**What to produce:**
Copy all lines below exactly as written. Leave pictures out.

**Provided records:**
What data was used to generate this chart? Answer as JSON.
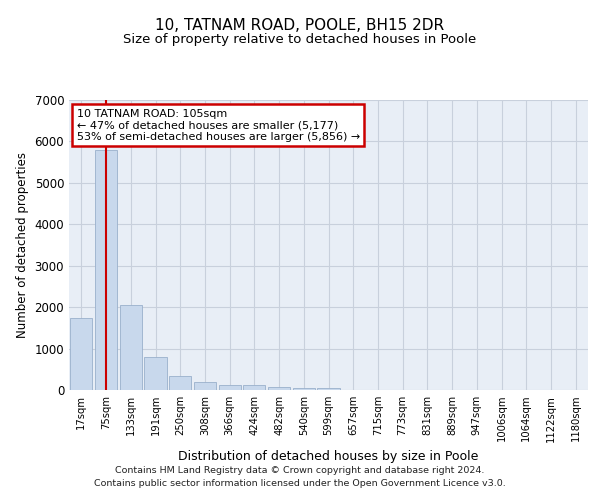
{
  "title": "10, TATNAM ROAD, POOLE, BH15 2DR",
  "subtitle": "Size of property relative to detached houses in Poole",
  "xlabel": "Distribution of detached houses by size in Poole",
  "ylabel": "Number of detached properties",
  "categories": [
    "17sqm",
    "75sqm",
    "133sqm",
    "191sqm",
    "250sqm",
    "308sqm",
    "366sqm",
    "424sqm",
    "482sqm",
    "540sqm",
    "599sqm",
    "657sqm",
    "715sqm",
    "773sqm",
    "831sqm",
    "889sqm",
    "947sqm",
    "1006sqm",
    "1064sqm",
    "1122sqm",
    "1180sqm"
  ],
  "values": [
    1750,
    5800,
    2050,
    800,
    330,
    190,
    130,
    110,
    70,
    50,
    60,
    0,
    0,
    0,
    0,
    0,
    0,
    0,
    0,
    0,
    0
  ],
  "bar_color": "#c8d8ec",
  "bar_edge_color": "#9ab0cc",
  "property_line_index": 1,
  "property_line_color": "#cc0000",
  "annotation_text": "10 TATNAM ROAD: 105sqm\n← 47% of detached houses are smaller (5,177)\n53% of semi-detached houses are larger (5,856) →",
  "annotation_box_edgecolor": "#cc0000",
  "annotation_box_facecolor": "#ffffff",
  "ylim": [
    0,
    7000
  ],
  "yticks": [
    0,
    1000,
    2000,
    3000,
    4000,
    5000,
    6000,
    7000
  ],
  "plot_bg_color": "#e8eef6",
  "grid_color": "#c8d0dc",
  "footer_line1": "Contains HM Land Registry data © Crown copyright and database right 2024.",
  "footer_line2": "Contains public sector information licensed under the Open Government Licence v3.0."
}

**Worked answer:**
What data was used to generate this chart? Answer as JSON.
{
  "title": "10, TATNAM ROAD, POOLE, BH15 2DR",
  "subtitle": "Size of property relative to detached houses in Poole",
  "xlabel": "Distribution of detached houses by size in Poole",
  "ylabel": "Number of detached properties",
  "categories": [
    "17sqm",
    "75sqm",
    "133sqm",
    "191sqm",
    "250sqm",
    "308sqm",
    "366sqm",
    "424sqm",
    "482sqm",
    "540sqm",
    "599sqm",
    "657sqm",
    "715sqm",
    "773sqm",
    "831sqm",
    "889sqm",
    "947sqm",
    "1006sqm",
    "1064sqm",
    "1122sqm",
    "1180sqm"
  ],
  "values": [
    1750,
    5800,
    2050,
    800,
    330,
    190,
    130,
    110,
    70,
    50,
    60,
    0,
    0,
    0,
    0,
    0,
    0,
    0,
    0,
    0,
    0
  ],
  "bar_color": "#c8d8ec",
  "bar_edge_color": "#9ab0cc",
  "property_line_index": 1,
  "property_line_color": "#cc0000",
  "annotation_text": "10 TATNAM ROAD: 105sqm\n← 47% of detached houses are smaller (5,177)\n53% of semi-detached houses are larger (5,856) →",
  "annotation_box_edgecolor": "#cc0000",
  "annotation_box_facecolor": "#ffffff",
  "ylim": [
    0,
    7000
  ],
  "yticks": [
    0,
    1000,
    2000,
    3000,
    4000,
    5000,
    6000,
    7000
  ],
  "plot_bg_color": "#e8eef6",
  "grid_color": "#c8d0dc",
  "footer_line1": "Contains HM Land Registry data © Crown copyright and database right 2024.",
  "footer_line2": "Contains public sector information licensed under the Open Government Licence v3.0."
}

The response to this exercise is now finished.